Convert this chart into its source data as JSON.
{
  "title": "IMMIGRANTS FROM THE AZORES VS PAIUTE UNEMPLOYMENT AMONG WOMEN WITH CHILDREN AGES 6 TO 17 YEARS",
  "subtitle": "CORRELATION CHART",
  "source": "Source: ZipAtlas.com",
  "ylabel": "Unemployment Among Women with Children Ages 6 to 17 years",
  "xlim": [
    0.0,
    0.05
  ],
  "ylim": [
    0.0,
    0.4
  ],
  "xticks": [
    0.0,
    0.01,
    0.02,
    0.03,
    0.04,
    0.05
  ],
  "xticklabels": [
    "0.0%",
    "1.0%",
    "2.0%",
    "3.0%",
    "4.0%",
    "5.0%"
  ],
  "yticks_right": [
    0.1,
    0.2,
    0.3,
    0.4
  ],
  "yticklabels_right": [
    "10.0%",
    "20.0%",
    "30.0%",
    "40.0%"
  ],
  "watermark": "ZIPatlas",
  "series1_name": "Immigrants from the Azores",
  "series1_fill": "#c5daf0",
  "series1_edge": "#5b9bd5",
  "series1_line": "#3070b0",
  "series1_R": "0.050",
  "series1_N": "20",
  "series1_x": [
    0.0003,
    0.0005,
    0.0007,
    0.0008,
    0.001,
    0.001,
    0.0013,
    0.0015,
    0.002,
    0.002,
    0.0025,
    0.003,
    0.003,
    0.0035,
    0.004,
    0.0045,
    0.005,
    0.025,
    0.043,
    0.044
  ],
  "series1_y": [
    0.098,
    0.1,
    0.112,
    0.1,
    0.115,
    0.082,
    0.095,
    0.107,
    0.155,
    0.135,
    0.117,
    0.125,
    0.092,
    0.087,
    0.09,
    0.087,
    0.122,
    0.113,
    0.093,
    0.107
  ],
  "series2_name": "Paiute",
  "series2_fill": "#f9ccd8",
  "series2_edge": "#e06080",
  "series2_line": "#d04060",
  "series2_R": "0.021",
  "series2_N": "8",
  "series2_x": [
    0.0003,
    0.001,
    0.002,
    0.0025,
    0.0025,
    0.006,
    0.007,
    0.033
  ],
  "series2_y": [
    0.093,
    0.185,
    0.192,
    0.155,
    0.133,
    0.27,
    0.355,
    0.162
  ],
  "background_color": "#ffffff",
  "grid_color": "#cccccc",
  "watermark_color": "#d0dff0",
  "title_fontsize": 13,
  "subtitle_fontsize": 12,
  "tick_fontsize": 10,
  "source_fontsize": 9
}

########

(Short task):
Each line above must be printed exactly as it appears.

(Exercise output):
Convert this chart into its source data as JSON.
{
  "title": "IMMIGRANTS FROM THE AZORES VS PAIUTE UNEMPLOYMENT AMONG WOMEN WITH CHILDREN AGES 6 TO 17 YEARS",
  "subtitle": "CORRELATION CHART",
  "source": "Source: ZipAtlas.com",
  "ylabel": "Unemployment Among Women with Children Ages 6 to 17 years",
  "xlim": [
    0.0,
    0.05
  ],
  "ylim": [
    0.0,
    0.4
  ],
  "xticks": [
    0.0,
    0.01,
    0.02,
    0.03,
    0.04,
    0.05
  ],
  "xticklabels": [
    "0.0%",
    "1.0%",
    "2.0%",
    "3.0%",
    "4.0%",
    "5.0%"
  ],
  "yticks_right": [
    0.1,
    0.2,
    0.3,
    0.4
  ],
  "yticklabels_right": [
    "10.0%",
    "20.0%",
    "30.0%",
    "40.0%"
  ],
  "watermark": "ZIPatlas",
  "series1_name": "Immigrants from the Azores",
  "series1_fill": "#c5daf0",
  "series1_edge": "#5b9bd5",
  "series1_line": "#3070b0",
  "series1_R": "0.050",
  "series1_N": "20",
  "series1_x": [
    0.0003,
    0.0005,
    0.0007,
    0.0008,
    0.001,
    0.001,
    0.0013,
    0.0015,
    0.002,
    0.002,
    0.0025,
    0.003,
    0.003,
    0.0035,
    0.004,
    0.0045,
    0.005,
    0.025,
    0.043,
    0.044
  ],
  "series1_y": [
    0.098,
    0.1,
    0.112,
    0.1,
    0.115,
    0.082,
    0.095,
    0.107,
    0.155,
    0.135,
    0.117,
    0.125,
    0.092,
    0.087,
    0.09,
    0.087,
    0.122,
    0.113,
    0.093,
    0.107
  ],
  "series2_name": "Paiute",
  "series2_fill": "#f9ccd8",
  "series2_edge": "#e06080",
  "series2_line": "#d04060",
  "series2_R": "0.021",
  "series2_N": "8",
  "series2_x": [
    0.0003,
    0.001,
    0.002,
    0.0025,
    0.0025,
    0.006,
    0.007,
    0.033
  ],
  "series2_y": [
    0.093,
    0.185,
    0.192,
    0.155,
    0.133,
    0.27,
    0.355,
    0.162
  ],
  "background_color": "#ffffff",
  "grid_color": "#cccccc",
  "watermark_color": "#d0dff0",
  "title_fontsize": 13,
  "subtitle_fontsize": 12,
  "tick_fontsize": 10,
  "source_fontsize": 9
}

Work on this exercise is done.